§ **Job**: Collect each line containing "animateur".

....

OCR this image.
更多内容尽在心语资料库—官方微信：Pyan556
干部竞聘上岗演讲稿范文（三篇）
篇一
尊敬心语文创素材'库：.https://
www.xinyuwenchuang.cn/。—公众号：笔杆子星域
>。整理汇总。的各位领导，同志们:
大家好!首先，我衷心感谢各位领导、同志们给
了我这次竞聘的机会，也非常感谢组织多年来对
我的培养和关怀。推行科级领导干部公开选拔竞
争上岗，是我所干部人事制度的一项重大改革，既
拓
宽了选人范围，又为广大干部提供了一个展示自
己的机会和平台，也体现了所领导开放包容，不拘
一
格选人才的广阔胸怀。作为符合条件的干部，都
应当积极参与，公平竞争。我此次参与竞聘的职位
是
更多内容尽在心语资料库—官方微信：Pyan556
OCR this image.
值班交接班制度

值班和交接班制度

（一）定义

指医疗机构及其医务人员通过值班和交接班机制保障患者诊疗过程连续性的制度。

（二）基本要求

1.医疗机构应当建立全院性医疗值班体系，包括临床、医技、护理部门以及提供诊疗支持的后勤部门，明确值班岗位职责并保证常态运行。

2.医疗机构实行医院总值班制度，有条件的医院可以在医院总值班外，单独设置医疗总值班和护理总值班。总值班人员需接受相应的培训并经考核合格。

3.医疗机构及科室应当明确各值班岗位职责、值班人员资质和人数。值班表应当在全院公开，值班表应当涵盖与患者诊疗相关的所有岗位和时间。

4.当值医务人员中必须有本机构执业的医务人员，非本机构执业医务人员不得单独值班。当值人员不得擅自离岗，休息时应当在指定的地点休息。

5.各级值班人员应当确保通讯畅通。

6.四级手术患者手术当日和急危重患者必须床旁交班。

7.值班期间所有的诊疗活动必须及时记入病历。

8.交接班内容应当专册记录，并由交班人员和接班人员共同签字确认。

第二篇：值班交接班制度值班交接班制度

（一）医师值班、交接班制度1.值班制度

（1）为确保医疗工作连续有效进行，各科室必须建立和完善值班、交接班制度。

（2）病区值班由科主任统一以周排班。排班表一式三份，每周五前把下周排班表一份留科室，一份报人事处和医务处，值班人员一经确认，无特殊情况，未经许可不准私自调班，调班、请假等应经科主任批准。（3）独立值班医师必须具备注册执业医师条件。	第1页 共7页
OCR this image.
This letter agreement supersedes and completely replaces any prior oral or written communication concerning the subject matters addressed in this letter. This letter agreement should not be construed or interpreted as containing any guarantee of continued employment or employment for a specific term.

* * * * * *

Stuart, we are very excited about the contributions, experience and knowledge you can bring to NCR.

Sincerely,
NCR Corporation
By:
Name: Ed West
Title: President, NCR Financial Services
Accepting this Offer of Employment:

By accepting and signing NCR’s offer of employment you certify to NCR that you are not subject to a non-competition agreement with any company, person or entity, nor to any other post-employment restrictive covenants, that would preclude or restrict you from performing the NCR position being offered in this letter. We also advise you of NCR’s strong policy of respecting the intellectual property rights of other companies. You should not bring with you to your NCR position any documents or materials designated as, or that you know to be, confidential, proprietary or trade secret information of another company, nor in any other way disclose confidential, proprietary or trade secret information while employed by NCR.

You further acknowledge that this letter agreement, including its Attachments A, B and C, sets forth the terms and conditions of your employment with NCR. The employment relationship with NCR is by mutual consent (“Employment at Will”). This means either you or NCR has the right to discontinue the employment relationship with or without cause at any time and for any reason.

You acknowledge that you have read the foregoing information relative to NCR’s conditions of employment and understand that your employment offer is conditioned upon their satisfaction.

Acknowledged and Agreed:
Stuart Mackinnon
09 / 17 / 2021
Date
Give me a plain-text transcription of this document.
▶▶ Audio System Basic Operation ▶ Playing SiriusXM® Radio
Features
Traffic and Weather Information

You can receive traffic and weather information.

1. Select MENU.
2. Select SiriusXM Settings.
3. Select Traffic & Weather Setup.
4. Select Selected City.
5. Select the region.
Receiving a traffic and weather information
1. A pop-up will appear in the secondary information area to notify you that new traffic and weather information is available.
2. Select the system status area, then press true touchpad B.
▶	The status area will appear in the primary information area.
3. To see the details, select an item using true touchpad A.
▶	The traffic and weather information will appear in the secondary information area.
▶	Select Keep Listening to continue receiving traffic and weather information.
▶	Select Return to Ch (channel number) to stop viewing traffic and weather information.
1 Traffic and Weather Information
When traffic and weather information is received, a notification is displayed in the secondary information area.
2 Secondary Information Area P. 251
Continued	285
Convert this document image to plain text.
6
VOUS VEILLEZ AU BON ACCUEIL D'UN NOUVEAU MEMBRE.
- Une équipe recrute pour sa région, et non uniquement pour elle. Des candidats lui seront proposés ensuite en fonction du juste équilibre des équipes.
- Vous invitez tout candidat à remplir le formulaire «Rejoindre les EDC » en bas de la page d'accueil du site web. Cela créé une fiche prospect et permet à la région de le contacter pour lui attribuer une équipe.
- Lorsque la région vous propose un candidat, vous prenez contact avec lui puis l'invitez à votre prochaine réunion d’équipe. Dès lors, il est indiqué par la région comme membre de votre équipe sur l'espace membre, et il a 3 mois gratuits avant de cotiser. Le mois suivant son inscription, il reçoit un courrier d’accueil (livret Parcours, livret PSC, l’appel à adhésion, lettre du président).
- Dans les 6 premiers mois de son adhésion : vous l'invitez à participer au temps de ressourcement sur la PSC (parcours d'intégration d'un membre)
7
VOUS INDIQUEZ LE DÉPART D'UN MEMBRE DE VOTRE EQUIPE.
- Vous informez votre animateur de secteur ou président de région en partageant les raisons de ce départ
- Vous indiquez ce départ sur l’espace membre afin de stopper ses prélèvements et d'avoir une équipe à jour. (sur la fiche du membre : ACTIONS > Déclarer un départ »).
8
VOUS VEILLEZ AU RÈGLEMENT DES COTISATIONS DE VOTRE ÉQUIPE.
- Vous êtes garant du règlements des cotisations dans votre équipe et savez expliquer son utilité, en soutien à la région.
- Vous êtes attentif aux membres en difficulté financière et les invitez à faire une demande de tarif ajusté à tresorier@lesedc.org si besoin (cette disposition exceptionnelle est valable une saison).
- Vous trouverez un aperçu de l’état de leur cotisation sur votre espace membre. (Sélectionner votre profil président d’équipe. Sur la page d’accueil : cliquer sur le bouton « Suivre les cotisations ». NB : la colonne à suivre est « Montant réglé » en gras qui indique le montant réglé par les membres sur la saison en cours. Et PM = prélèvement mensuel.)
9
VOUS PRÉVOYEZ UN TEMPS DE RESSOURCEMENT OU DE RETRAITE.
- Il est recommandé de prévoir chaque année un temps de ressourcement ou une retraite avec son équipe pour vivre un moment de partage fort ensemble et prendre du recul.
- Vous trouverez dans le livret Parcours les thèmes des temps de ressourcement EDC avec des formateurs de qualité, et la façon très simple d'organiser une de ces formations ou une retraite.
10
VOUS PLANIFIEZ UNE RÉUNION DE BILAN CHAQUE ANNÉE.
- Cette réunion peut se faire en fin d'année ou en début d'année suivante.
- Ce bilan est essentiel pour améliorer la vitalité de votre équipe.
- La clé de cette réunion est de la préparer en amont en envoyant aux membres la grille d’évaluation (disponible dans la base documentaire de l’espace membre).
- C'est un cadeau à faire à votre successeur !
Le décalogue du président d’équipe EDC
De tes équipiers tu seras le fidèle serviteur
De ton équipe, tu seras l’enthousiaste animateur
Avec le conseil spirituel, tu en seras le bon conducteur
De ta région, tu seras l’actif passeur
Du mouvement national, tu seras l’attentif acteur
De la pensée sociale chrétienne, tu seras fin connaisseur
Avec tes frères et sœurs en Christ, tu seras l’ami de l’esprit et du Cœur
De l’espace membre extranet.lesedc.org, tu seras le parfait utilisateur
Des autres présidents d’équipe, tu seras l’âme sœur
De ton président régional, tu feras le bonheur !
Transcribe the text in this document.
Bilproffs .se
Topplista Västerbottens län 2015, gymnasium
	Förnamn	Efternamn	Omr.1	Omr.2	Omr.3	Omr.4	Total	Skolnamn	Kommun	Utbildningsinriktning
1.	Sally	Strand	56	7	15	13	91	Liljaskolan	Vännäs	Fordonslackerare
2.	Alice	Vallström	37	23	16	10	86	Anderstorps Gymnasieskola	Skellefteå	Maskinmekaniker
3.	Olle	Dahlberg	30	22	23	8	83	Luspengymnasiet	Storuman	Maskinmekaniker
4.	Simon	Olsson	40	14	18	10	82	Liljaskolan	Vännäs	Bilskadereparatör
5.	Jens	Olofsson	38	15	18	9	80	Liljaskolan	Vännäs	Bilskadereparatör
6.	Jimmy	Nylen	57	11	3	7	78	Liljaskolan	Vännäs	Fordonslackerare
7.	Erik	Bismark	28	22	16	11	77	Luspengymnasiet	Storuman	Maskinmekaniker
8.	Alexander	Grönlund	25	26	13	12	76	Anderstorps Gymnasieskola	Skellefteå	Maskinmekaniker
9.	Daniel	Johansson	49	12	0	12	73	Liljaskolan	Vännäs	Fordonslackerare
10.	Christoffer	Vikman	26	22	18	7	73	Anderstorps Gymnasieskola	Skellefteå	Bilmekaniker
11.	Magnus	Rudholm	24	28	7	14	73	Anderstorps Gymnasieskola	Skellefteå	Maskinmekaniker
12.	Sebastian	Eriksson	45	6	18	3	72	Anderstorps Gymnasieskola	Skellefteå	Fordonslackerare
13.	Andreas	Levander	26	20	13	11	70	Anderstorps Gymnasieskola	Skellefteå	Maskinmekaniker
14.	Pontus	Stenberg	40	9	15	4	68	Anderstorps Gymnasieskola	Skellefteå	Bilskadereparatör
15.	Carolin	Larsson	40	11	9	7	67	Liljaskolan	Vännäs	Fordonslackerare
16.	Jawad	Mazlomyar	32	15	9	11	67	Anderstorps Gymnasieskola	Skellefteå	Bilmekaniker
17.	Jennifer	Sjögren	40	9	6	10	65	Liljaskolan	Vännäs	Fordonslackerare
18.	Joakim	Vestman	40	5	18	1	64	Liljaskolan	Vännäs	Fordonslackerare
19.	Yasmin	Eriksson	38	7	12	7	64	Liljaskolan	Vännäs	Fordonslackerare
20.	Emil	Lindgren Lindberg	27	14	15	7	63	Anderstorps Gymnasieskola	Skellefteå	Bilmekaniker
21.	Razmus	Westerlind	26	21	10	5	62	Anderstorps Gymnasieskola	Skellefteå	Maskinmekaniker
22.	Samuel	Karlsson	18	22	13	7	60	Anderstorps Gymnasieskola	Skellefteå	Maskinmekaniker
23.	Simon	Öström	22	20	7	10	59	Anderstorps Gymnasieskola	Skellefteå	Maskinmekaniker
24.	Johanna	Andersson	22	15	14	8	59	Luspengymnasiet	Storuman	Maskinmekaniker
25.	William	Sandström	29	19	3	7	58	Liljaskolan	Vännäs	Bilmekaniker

....

§ **Exercise answer**:
- Vous informez votre animateur de secteur ou président de région en partageant les raisons de ce départ
De ton équipe, tu seras l’enthousiaste animateur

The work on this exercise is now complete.